▶ Dataset items:
#####

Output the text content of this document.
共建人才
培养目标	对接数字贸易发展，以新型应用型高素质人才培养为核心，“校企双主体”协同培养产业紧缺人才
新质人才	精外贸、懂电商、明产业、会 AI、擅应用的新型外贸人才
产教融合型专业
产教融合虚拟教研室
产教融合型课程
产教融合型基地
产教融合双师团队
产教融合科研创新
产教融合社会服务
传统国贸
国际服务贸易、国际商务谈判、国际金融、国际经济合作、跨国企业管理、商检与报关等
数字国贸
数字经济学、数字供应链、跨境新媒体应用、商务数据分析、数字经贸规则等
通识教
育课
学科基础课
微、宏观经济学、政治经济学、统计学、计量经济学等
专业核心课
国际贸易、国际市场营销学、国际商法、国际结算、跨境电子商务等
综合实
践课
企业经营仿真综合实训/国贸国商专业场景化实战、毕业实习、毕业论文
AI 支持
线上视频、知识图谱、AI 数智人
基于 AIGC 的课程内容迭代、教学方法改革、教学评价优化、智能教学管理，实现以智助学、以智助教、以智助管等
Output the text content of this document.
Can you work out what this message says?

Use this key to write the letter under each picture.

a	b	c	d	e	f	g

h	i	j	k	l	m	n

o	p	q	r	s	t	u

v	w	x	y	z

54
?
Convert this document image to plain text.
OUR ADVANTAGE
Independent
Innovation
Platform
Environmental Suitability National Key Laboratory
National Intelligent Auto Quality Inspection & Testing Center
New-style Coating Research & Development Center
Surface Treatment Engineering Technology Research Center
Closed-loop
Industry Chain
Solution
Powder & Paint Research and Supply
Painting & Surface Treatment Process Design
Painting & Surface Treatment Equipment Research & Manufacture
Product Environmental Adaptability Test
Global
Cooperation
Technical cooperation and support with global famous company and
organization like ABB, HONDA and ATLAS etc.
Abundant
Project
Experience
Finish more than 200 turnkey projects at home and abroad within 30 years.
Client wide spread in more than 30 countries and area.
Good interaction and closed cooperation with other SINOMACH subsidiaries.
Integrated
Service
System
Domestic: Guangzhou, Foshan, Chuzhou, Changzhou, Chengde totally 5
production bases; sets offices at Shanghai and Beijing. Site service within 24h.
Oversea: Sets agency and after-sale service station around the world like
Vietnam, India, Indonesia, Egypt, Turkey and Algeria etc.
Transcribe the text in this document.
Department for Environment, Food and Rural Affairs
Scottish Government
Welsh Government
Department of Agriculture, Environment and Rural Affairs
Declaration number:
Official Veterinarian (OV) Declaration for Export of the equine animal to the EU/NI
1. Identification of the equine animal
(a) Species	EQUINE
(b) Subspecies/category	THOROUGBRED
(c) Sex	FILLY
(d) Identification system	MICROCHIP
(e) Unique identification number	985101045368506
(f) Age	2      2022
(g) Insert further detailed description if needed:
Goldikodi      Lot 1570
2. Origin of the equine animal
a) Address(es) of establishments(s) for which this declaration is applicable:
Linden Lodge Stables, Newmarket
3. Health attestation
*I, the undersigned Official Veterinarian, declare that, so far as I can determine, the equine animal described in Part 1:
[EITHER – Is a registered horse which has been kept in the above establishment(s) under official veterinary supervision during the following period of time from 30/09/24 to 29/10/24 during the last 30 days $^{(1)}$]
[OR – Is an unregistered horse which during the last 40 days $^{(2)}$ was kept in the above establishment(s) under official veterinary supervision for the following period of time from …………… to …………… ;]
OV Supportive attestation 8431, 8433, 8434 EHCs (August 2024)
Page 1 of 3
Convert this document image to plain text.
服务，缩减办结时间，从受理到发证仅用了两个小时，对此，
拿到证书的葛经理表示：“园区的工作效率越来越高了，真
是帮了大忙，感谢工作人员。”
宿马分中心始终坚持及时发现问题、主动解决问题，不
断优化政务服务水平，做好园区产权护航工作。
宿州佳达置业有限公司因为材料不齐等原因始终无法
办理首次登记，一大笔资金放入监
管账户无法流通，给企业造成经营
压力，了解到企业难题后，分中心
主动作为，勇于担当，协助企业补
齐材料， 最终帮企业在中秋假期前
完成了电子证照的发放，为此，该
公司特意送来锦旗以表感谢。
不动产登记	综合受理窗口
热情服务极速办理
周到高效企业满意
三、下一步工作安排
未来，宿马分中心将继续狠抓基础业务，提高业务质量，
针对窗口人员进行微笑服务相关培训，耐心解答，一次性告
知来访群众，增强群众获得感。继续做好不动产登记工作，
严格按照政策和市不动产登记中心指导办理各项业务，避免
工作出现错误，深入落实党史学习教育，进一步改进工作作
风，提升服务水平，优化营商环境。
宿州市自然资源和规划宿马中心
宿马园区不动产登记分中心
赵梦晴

#####

▶ EXERCISE TASK:
Retype all of the data shown above, word for word.

▶ OUTPUT BELOW:
Output the text content of this document.
共建人才
培养目标	对接数字贸易发展，以新型应用型高素质人才培养为核心，“校企双主体”协同培养产业紧缺人才
新质人才	精外贸、懂电商、明产业、会 AI、擅应用的新型外贸人才
产教融合型专业
产教融合虚拟教研室
产教融合型课程
产教融合型基地
产教融合双师团队
产教融合科研创新
产教融合社会服务
传统国贸
国际服务贸易、国际商务谈判、国际金融、国际经济合作、跨国企业管理、商检与报关等
数字国贸
数字经济学、数字供应链、跨境新媒体应用、商务数据分析、数字经贸规则等
通识教
育课
学科基础课
微、宏观经济学、政治经济学、统计学、计量经济学等
专业核心课
国际贸易、国际市场营销学、国际商法、国际结算、跨境电子商务等
综合实
践课
企业经营仿真综合实训/国贸国商专业场景化实战、毕业实习、毕业论文
AI 支持
线上视频、知识图谱、AI 数智人
基于 AIGC 的课程内容迭代、教学方法改革、教学评价优化、智能教学管理，实现以智助学、以智助教、以智助管等
Output the text content of this document.
Can you work out what this message says?

Use this key to write the letter under each picture.

a	b	c	d	e	f	g

h	i	j	k	l	m	n

o	p	q	r	s	t	u

v	w	x	y	z

54
?
Convert this document image to plain text.
OUR ADVANTAGE
Independent
Innovation
Platform
Environmental Suitability National Key Laboratory
National Intelligent Auto Quality Inspection & Testing Center
New-style Coating Research & Development Center
Surface Treatment Engineering Technology Research Center
Closed-loop
Industry Chain
Solution
Powder & Paint Research and Supply
Painting & Surface Treatment Process Design
Painting & Surface Treatment Equipment Research & Manufacture
Product Environmental Adaptability Test
Global
Cooperation
Technical cooperation and support with global famous company and
organization like ABB, HONDA and ATLAS etc.
Abundant
Project
Experience
Finish more than 200 turnkey projects at home and abroad within 30 years.
Client wide spread in more than 30 countries and area.
Good interaction and closed cooperation with other SINOMACH subsidiaries.
Integrated
Service
System
Domestic: Guangzhou, Foshan, Chuzhou, Changzhou, Chengde totally 5
production bases; sets offices at Shanghai and Beijing. Site service within 24h.
Oversea: Sets agency and after-sale service station around the world like
Vietnam, India, Indonesia, Egypt, Turkey and Algeria etc.
Transcribe the text in this document.
Department for Environment, Food and Rural Affairs
Scottish Government
Welsh Government
Department of Agriculture, Environment and Rural Affairs
Declaration number:
Official Veterinarian (OV) Declaration for Export of the equine animal to the EU/NI
1. Identification of the equine animal
(a) Species	EQUINE
(b) Subspecies/category	THOROUGBRED
(c) Sex	FILLY
(d) Identification system	MICROCHIP
(e) Unique identification number	985101045368506
(f) Age	2      2022
(g) Insert further detailed description if needed:
Goldikodi      Lot 1570
2. Origin of the equine animal
a) Address(es) of establishments(s) for which this declaration is applicable:
Linden Lodge Stables, Newmarket
3. Health attestation
*I, the undersigned Official Veterinarian, declare that, so far as I can determine, the equine animal described in Part 1:
[EITHER – Is a registered horse which has been kept in the above establishment(s) under official veterinary supervision during the following period of time from 30/09/24 to 29/10/24 during the last 30 days $^{(1)}$]
[OR – Is an unregistered horse which during the last 40 days $^{(2)}$ was kept in the above establishment(s) under official veterinary supervision for the following period of time from …………… to …………… ;]
OV Supportive attestation 8431, 8433, 8434 EHCs (August 2024)
Page 1 of 3
Convert this document image to plain text.
服务，缩减办结时间，从受理到发证仅用了两个小时，对此，
拿到证书的葛经理表示：“园区的工作效率越来越高了，真
是帮了大忙，感谢工作人员。”
宿马分中心始终坚持及时发现问题、主动解决问题，不
断优化政务服务水平，做好园区产权护航工作。
宿州佳达置业有限公司因为材料不齐等原因始终无法
办理首次登记，一大笔资金放入监
管账户无法流通，给企业造成经营
压力，了解到企业难题后，分中心
主动作为，勇于担当，协助企业补
齐材料， 最终帮企业在中秋假期前
完成了电子证照的发放，为此，该
公司特意送来锦旗以表感谢。
不动产登记	综合受理窗口
热情服务极速办理
周到高效企业满意
三、下一步工作安排
未来，宿马分中心将继续狠抓基础业务，提高业务质量，
针对窗口人员进行微笑服务相关培训，耐心解答，一次性告
知来访群众，增强群众获得感。继续做好不动产登记工作，
严格按照政策和市不动产登记中心指导办理各项业务，避免
工作出现错误，深入落实党史学习教育，进一步改进工作作
风，提升服务水平，优化营商环境。
宿州市自然资源和规划宿马中心
宿马园区不动产登记分中心
赵梦晴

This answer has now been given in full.